_Job_
Reproduce the listing below in its entirety. Change nothing.

------------

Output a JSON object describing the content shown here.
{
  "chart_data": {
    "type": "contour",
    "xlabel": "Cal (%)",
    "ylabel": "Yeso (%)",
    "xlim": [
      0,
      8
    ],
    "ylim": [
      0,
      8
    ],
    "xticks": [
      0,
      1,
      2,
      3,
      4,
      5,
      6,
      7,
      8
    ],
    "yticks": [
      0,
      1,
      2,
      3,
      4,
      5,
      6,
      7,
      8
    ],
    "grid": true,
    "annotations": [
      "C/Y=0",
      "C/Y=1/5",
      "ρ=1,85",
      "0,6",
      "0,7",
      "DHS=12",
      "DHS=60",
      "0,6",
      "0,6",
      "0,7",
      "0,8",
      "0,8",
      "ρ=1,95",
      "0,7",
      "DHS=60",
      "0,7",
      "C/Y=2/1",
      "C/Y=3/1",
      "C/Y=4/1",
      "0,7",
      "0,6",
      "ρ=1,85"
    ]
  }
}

------------

_Expected answer_
Output a JSON object describing the content shown here.
{
  "chart_data": {
    "type": "contour",
    "xlabel": "Cal (%)",
    "ylabel": "Yeso (%)",
    "xlim": [
      0,
      8
    ],
    "ylim": [
      0,
      8
    ],
    "xticks": [
      0,
      1,
      2,
      3,
      4,
      5,
      6,
      7,
      8
    ],
    "yticks": [
      0,
      1,
      2,
      3,
      4,
      5,
      6,
      7,
      8
    ],
    "grid": true,
    "annotations": [
      "C/Y=0",
      "C/Y=1/5",
      "ρ=1,85",
      "0,6",
      "0,7",
      "DHS=12",
      "DHS=60",
      "0,6",
      "0,6",
      "0,7",
      "0,8",
      "0,8",
      "ρ=1,95",
      "0,7",
      "DHS=60",
      "0,7",
      "C/Y=2/1",
      "C/Y=3/1",
      "C/Y=4/1",
      "0,7",
      "0,6",
      "ρ=1,85"
    ]
  }
}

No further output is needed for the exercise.